## EXERCISE OBJECTIVE
Copy out the listing that follows, exact in every word, and skip the images.

— Begin SOURCE DATA —

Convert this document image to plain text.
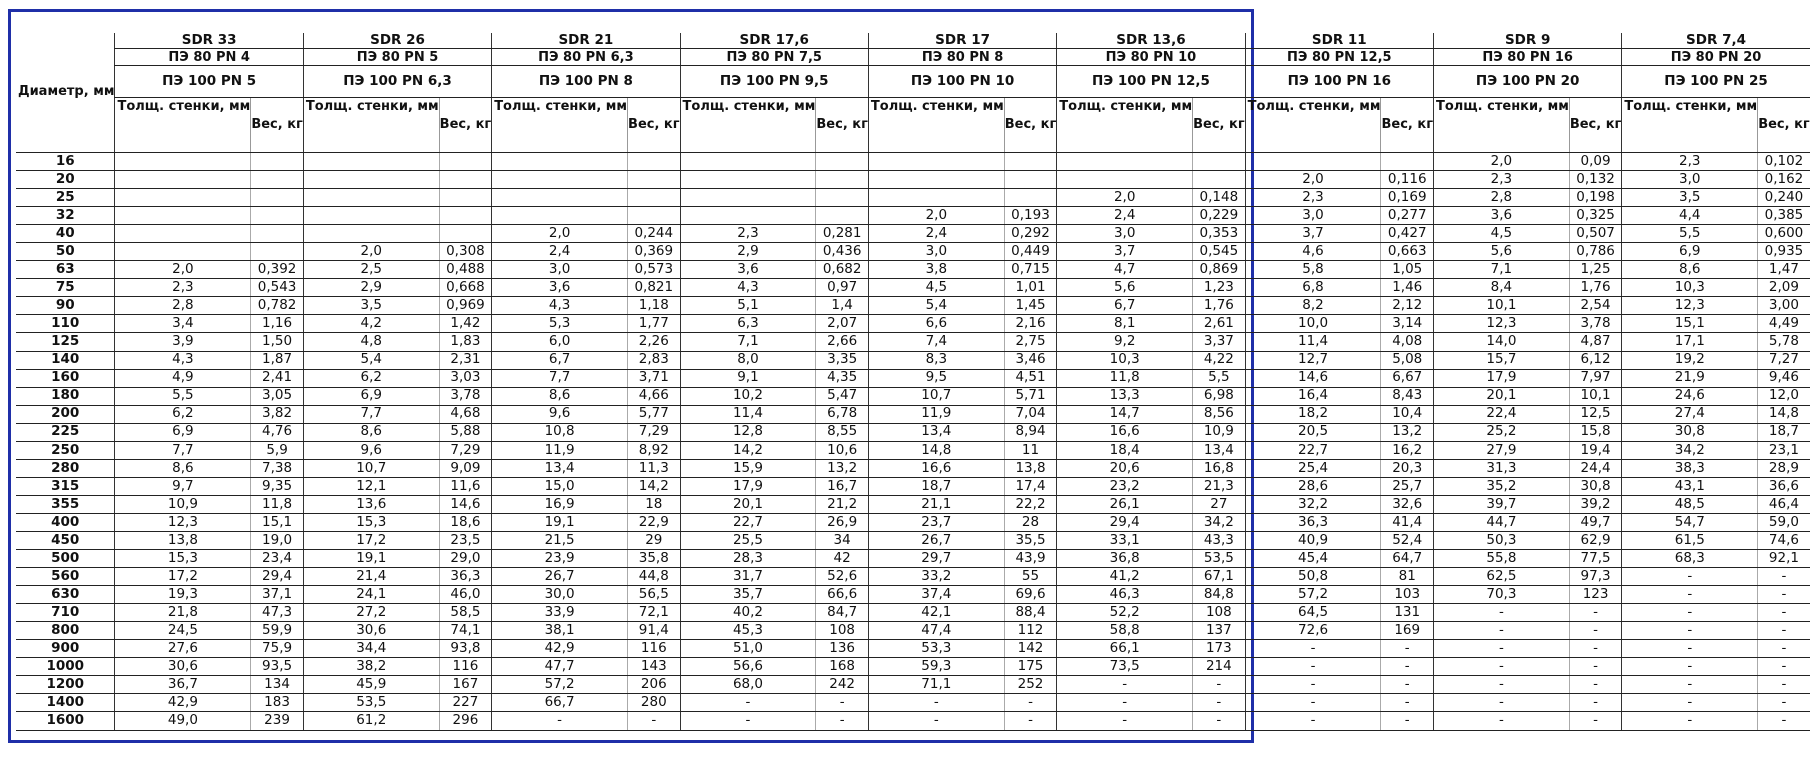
Диаметр, мм	SDR 33		SDR 26		SDR 21		SDR 17,6		SDR 17		SDR 13,6		SDR 11		SDR 9		SDR 7,4	
	ПЭ 80 PN 4		ПЭ 80 PN 5		ПЭ 80 PN 6,3		ПЭ 80 PN 7,5		ПЭ 80 PN 8		ПЭ 80 PN 10		ПЭ 80 PN 12,5		ПЭ 80 PN 16		ПЭ 80 PN 20	
	ПЭ 100 PN 5		ПЭ 100 PN 6,3		ПЭ 100 PN 8		ПЭ 100 PN 9,5		ПЭ 100 PN 10		ПЭ 100 PN 12,5		ПЭ 100 PN 16		ПЭ 100 PN 20		ПЭ 100 PN 25	
	Толщ. стенки, мм	Вес, кг	Толщ. стенки, мм	Вес, кг	Толщ. стенки, мм	Вес, кг	Толщ. стенки, мм	Вес, кг	Толщ. стенки, мм	Вес, кг	Толщ. стенки, мм	Вес, кг	Толщ. стенки, мм	Вес, кг	Толщ. стенки, мм	Вес, кг	Толщ. стенки, мм	Вес, кг
16															2,0	0,09	2,3	0,102
20													2,0	0,116	2,3	0,132	3,0	0,162
25											2,0	0,148	2,3	0,169	2,8	0,198	3,5	0,240
32									2,0	0,193	2,4	0,229	3,0	0,277	3,6	0,325	4,4	0,385
40					2,0	0,244	2,3	0,281	2,4	0,292	3,0	0,353	3,7	0,427	4,5	0,507	5,5	0,600
50			2,0	0,308	2,4	0,369	2,9	0,436	3,0	0,449	3,7	0,545	4,6	0,663	5,6	0,786	6,9	0,935
63	2,0	0,392	2,5	0,488	3,0	0,573	3,6	0,682	3,8	0,715	4,7	0,869	5,8	1,05	7,1	1,25	8,6	1,47
75	2,3	0,543	2,9	0,668	3,6	0,821	4,3	0,97	4,5	1,01	5,6	1,23	6,8	1,46	8,4	1,76	10,3	2,09
90	2,8	0,782	3,5	0,969	4,3	1,18	5,1	1,4	5,4	1,45	6,7	1,76	8,2	2,12	10,1	2,54	12,3	3,00
110	3,4	1,16	4,2	1,42	5,3	1,77	6,3	2,07	6,6	2,16	8,1	2,61	10,0	3,14	12,3	3,78	15,1	4,49
125	3,9	1,50	4,8	1,83	6,0	2,26	7,1	2,66	7,4	2,75	9,2	3,37	11,4	4,08	14,0	4,87	17,1	5,78
140	4,3	1,87	5,4	2,31	6,7	2,83	8,0	3,35	8,3	3,46	10,3	4,22	12,7	5,08	15,7	6,12	19,2	7,27
160	4,9	2,41	6,2	3,03	7,7	3,71	9,1	4,35	9,5	4,51	11,8	5,5	14,6	6,67	17,9	7,97	21,9	9,46
180	5,5	3,05	6,9	3,78	8,6	4,66	10,2	5,47	10,7	5,71	13,3	6,98	16,4	8,43	20,1	10,1	24,6	12,0
200	6,2	3,82	7,7	4,68	9,6	5,77	11,4	6,78	11,9	7,04	14,7	8,56	18,2	10,4	22,4	12,5	27,4	14,8
225	6,9	4,76	8,6	5,88	10,8	7,29	12,8	8,55	13,4	8,94	16,6	10,9	20,5	13,2	25,2	15,8	30,8	18,7
250	7,7	5,9	9,6	7,29	11,9	8,92	14,2	10,6	14,8	11	18,4	13,4	22,7	16,2	27,9	19,4	34,2	23,1
280	8,6	7,38	10,7	9,09	13,4	11,3	15,9	13,2	16,6	13,8	20,6	16,8	25,4	20,3	31,3	24,4	38,3	28,9
315	9,7	9,35	12,1	11,6	15,0	14,2	17,9	16,7	18,7	17,4	23,2	21,3	28,6	25,7	35,2	30,8	43,1	36,6
355	10,9	11,8	13,6	14,6	16,9	18	20,1	21,2	21,1	22,2	26,1	27	32,2	32,6	39,7	39,2	48,5	46,4
400	12,3	15,1	15,3	18,6	19,1	22,9	22,7	26,9	23,7	28	29,4	34,2	36,3	41,4	44,7	49,7	54,7	59,0
450	13,8	19,0	17,2	23,5	21,5	29	25,5	34	26,7	35,5	33,1	43,3	40,9	52,4	50,3	62,9	61,5	74,6
500	15,3	23,4	19,1	29,0	23,9	35,8	28,3	42	29,7	43,9	36,8	53,5	45,4	64,7	55,8	77,5	68,3	92,1
560	17,2	29,4	21,4	36,3	26,7	44,8	31,7	52,6	33,2	55	41,2	67,1	50,8	81	62,5	97,3	-	-
630	19,3	37,1	24,1	46,0	30,0	56,5	35,7	66,6	37,4	69,6	46,3	84,8	57,2	103	70,3	123	-	-
710	21,8	47,3	27,2	58,5	33,9	72,1	40,2	84,7	42,1	88,4	52,2	108	64,5	131	-	-	-	-
800	24,5	59,9	30,6	74,1	38,1	91,4	45,3	108	47,4	112	58,8	137	72,6	169	-	-	-	-
900	27,6	75,9	34,4	93,8	42,9	116	51,0	136	53,3	142	66,1	173	-	-	-	-	-	-
1000	30,6	93,5	38,2	116	47,7	143	56,6	168	59,3	175	73,5	214	-	-	-	-	-	-
1200	36,7	134	45,9	167	57,2	206	68,0	242	71,1	252	-	-	-	-	-	-	-	-
1400	42,9	183	53,5	227	66,7	280	-	-	-	-	-	-	-	-	-	-	-	-
1600	49,0	239	61,2	296	-	-	-	-	-	-	-	-	-	-	-	-	-	-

— End SOURCE DATA —

## EXERCISE SOLUTION
Convert this document image to plain text.
Диаметр, мм	SDR 33		SDR 26		SDR 21		SDR 17,6		SDR 17		SDR 13,6		SDR 11		SDR 9		SDR 7,4	
	ПЭ 80 PN 4		ПЭ 80 PN 5		ПЭ 80 PN 6,3		ПЭ 80 PN 7,5		ПЭ 80 PN 8		ПЭ 80 PN 10		ПЭ 80 PN 12,5		ПЭ 80 PN 16		ПЭ 80 PN 20	
	ПЭ 100 PN 5		ПЭ 100 PN 6,3		ПЭ 100 PN 8		ПЭ 100 PN 9,5		ПЭ 100 PN 10		ПЭ 100 PN 12,5		ПЭ 100 PN 16		ПЭ 100 PN 20		ПЭ 100 PN 25	
	Толщ. стенки, мм	Вес, кг	Толщ. стенки, мм	Вес, кг	Толщ. стенки, мм	Вес, кг	Толщ. стенки, мм	Вес, кг	Толщ. стенки, мм	Вес, кг	Толщ. стенки, мм	Вес, кг	Толщ. стенки, мм	Вес, кг	Толщ. стенки, мм	Вес, кг	Толщ. стенки, мм	Вес, кг
16															2,0	0,09	2,3	0,102
20													2,0	0,116	2,3	0,132	3,0	0,162
25											2,0	0,148	2,3	0,169	2,8	0,198	3,5	0,240
32									2,0	0,193	2,4	0,229	3,0	0,277	3,6	0,325	4,4	0,385
40					2,0	0,244	2,3	0,281	2,4	0,292	3,0	0,353	3,7	0,427	4,5	0,507	5,5	0,600
50			2,0	0,308	2,4	0,369	2,9	0,436	3,0	0,449	3,7	0,545	4,6	0,663	5,6	0,786	6,9	0,935
63	2,0	0,392	2,5	0,488	3,0	0,573	3,6	0,682	3,8	0,715	4,7	0,869	5,8	1,05	7,1	1,25	8,6	1,47
75	2,3	0,543	2,9	0,668	3,6	0,821	4,3	0,97	4,5	1,01	5,6	1,23	6,8	1,46	8,4	1,76	10,3	2,09
90	2,8	0,782	3,5	0,969	4,3	1,18	5,1	1,4	5,4	1,45	6,7	1,76	8,2	2,12	10,1	2,54	12,3	3,00
110	3,4	1,16	4,2	1,42	5,3	1,77	6,3	2,07	6,6	2,16	8,1	2,61	10,0	3,14	12,3	3,78	15,1	4,49
125	3,9	1,50	4,8	1,83	6,0	2,26	7,1	2,66	7,4	2,75	9,2	3,37	11,4	4,08	14,0	4,87	17,1	5,78
140	4,3	1,87	5,4	2,31	6,7	2,83	8,0	3,35	8,3	3,46	10,3	4,22	12,7	5,08	15,7	6,12	19,2	7,27
160	4,9	2,41	6,2	3,03	7,7	3,71	9,1	4,35	9,5	4,51	11,8	5,5	14,6	6,67	17,9	7,97	21,9	9,46
180	5,5	3,05	6,9	3,78	8,6	4,66	10,2	5,47	10,7	5,71	13,3	6,98	16,4	8,43	20,1	10,1	24,6	12,0
200	6,2	3,82	7,7	4,68	9,6	5,77	11,4	6,78	11,9	7,04	14,7	8,56	18,2	10,4	22,4	12,5	27,4	14,8
225	6,9	4,76	8,6	5,88	10,8	7,29	12,8	8,55	13,4	8,94	16,6	10,9	20,5	13,2	25,2	15,8	30,8	18,7
250	7,7	5,9	9,6	7,29	11,9	8,92	14,2	10,6	14,8	11	18,4	13,4	22,7	16,2	27,9	19,4	34,2	23,1
280	8,6	7,38	10,7	9,09	13,4	11,3	15,9	13,2	16,6	13,8	20,6	16,8	25,4	20,3	31,3	24,4	38,3	28,9
315	9,7	9,35	12,1	11,6	15,0	14,2	17,9	16,7	18,7	17,4	23,2	21,3	28,6	25,7	35,2	30,8	43,1	36,6
355	10,9	11,8	13,6	14,6	16,9	18	20,1	21,2	21,1	22,2	26,1	27	32,2	32,6	39,7	39,2	48,5	46,4
400	12,3	15,1	15,3	18,6	19,1	22,9	22,7	26,9	23,7	28	29,4	34,2	36,3	41,4	44,7	49,7	54,7	59,0
450	13,8	19,0	17,2	23,5	21,5	29	25,5	34	26,7	35,5	33,1	43,3	40,9	52,4	50,3	62,9	61,5	74,6
500	15,3	23,4	19,1	29,0	23,9	35,8	28,3	42	29,7	43,9	36,8	53,5	45,4	64,7	55,8	77,5	68,3	92,1
560	17,2	29,4	21,4	36,3	26,7	44,8	31,7	52,6	33,2	55	41,2	67,1	50,8	81	62,5	97,3	-	-
630	19,3	37,1	24,1	46,0	30,0	56,5	35,7	66,6	37,4	69,6	46,3	84,8	57,2	103	70,3	123	-	-
710	21,8	47,3	27,2	58,5	33,9	72,1	40,2	84,7	42,1	88,4	52,2	108	64,5	131	-	-	-	-
800	24,5	59,9	30,6	74,1	38,1	91,4	45,3	108	47,4	112	58,8	137	72,6	169	-	-	-	-
900	27,6	75,9	34,4	93,8	42,9	116	51,0	136	53,3	142	66,1	173	-	-	-	-	-	-
1000	30,6	93,5	38,2	116	47,7	143	56,6	168	59,3	175	73,5	214	-	-	-	-	-	-
1200	36,7	134	45,9	167	57,2	206	68,0	242	71,1	252	-	-	-	-	-	-	-	-
1400	42,9	183	53,5	227	66,7	280	-	-	-	-	-	-	-	-	-	-	-	-
1600	49,0	239	61,2	296	-	-	-	-	-	-	-	-	-	-	-	-	-	-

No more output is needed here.